The task: Look below and pull out each line with the word "ORIGINE".

## START

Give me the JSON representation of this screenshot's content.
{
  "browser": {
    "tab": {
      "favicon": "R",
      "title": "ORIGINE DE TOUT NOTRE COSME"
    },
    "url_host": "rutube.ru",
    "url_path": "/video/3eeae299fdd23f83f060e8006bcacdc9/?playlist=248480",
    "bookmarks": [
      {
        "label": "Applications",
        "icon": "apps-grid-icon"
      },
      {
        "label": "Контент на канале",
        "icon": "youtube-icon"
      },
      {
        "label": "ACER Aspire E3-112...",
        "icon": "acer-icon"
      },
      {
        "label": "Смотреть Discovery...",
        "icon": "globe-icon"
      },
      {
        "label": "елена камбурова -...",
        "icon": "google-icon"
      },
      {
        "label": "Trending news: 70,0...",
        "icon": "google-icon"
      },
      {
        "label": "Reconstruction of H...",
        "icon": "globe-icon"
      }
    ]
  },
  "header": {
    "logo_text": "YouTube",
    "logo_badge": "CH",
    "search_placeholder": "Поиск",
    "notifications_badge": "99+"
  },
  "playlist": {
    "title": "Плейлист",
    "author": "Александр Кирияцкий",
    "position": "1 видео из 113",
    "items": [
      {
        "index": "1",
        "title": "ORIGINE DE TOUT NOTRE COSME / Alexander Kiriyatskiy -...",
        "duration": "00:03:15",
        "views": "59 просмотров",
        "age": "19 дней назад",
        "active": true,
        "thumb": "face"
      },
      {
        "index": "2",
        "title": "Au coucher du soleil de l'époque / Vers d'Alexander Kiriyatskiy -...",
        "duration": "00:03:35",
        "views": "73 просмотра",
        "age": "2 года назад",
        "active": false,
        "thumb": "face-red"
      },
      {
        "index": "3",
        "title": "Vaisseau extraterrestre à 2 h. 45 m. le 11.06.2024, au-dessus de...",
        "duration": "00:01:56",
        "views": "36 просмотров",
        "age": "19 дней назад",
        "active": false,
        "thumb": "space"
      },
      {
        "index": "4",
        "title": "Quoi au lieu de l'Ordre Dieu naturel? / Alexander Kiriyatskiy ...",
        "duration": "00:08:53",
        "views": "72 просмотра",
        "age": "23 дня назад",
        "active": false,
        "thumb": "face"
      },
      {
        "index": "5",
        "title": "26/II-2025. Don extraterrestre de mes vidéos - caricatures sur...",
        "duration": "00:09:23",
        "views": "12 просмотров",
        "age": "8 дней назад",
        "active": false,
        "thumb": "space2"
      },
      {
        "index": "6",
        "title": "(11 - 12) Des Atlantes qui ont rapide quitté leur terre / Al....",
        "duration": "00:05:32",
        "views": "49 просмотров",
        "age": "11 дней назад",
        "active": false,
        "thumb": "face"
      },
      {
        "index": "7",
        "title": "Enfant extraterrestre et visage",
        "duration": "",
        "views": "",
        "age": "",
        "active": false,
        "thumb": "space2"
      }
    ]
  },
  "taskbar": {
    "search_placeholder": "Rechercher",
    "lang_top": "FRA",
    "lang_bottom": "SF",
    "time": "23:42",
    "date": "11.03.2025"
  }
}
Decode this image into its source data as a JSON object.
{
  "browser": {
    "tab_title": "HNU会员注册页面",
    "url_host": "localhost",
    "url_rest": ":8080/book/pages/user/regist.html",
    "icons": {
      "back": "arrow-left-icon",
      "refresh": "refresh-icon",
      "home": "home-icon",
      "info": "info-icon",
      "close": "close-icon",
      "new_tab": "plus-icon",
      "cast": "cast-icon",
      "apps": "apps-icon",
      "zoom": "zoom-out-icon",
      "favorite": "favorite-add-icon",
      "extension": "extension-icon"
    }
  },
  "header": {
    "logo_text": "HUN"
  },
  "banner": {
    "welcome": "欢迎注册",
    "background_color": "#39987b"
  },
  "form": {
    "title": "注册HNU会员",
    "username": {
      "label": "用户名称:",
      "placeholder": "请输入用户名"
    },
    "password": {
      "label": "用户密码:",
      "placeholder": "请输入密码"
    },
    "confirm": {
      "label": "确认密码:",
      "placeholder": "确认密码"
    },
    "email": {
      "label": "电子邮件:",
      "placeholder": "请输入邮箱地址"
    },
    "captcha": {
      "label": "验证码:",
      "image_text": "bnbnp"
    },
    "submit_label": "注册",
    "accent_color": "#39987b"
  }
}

## END

The result:
      "title": "ORIGINE DE TOUT NOTRE COSME"
        "title": "ORIGINE DE TOUT NOTRE COSME / Alexander Kiriyatskiy -...",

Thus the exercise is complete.